═════ MATERIAL FOR THIS EXERCISE ═════
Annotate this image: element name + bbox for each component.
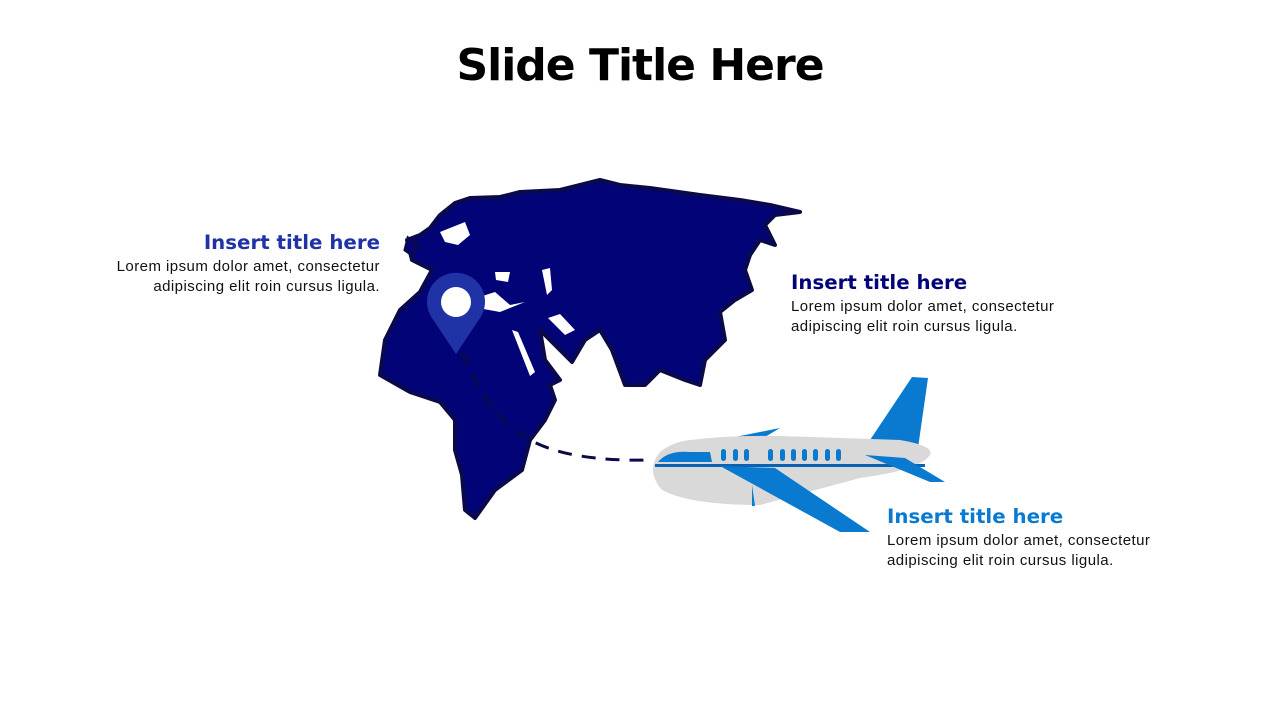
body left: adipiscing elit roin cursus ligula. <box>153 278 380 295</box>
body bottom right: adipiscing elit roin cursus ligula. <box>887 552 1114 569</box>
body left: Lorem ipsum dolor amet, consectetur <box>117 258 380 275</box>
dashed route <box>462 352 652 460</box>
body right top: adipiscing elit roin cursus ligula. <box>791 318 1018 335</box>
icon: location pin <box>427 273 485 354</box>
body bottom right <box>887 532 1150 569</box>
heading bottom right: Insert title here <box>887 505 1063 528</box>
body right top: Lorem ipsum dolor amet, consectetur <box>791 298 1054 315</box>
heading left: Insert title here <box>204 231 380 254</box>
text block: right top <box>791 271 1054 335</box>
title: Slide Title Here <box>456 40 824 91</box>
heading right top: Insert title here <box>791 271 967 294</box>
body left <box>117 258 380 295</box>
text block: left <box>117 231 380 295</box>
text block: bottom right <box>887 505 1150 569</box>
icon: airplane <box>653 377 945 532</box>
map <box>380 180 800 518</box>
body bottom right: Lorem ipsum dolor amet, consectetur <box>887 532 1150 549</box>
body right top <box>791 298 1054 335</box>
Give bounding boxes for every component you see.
═════
#### WHAT THE TASK REQUIRES:
Please transcribe the records above line for line, exactly as they appear, leaving out the pictures.

#### THE COMPLETED TASK:
Annotate this image: element name + bbox for each component.
body left: adipiscing elit roin cursus ligula. <box>153 278 380 295</box>
body bottom right: adipiscing elit roin cursus ligula. <box>887 552 1114 569</box>
body left: Lorem ipsum dolor amet, consectetur <box>117 258 380 275</box>
dashed route <box>462 352 652 460</box>
body right top: adipiscing elit roin cursus ligula. <box>791 318 1018 335</box>
icon: location pin <box>427 273 485 354</box>
body bottom right <box>887 532 1150 569</box>
heading bottom right: Insert title here <box>887 505 1063 528</box>
body right top: Lorem ipsum dolor amet, consectetur <box>791 298 1054 315</box>
heading left: Insert title here <box>204 231 380 254</box>
text block: right top <box>791 271 1054 335</box>
title: Slide Title Here <box>456 40 824 91</box>
heading right top: Insert title here <box>791 271 967 294</box>
body left <box>117 258 380 295</box>
text block: left <box>117 231 380 295</box>
text block: bottom right <box>887 505 1150 569</box>
icon: airplane <box>653 377 945 532</box>
map <box>380 180 800 518</box>
body bottom right: Lorem ipsum dolor amet, consectetur <box>887 532 1150 549</box>
body right top <box>791 298 1054 335</box>
Give bounding boxes for every component you see.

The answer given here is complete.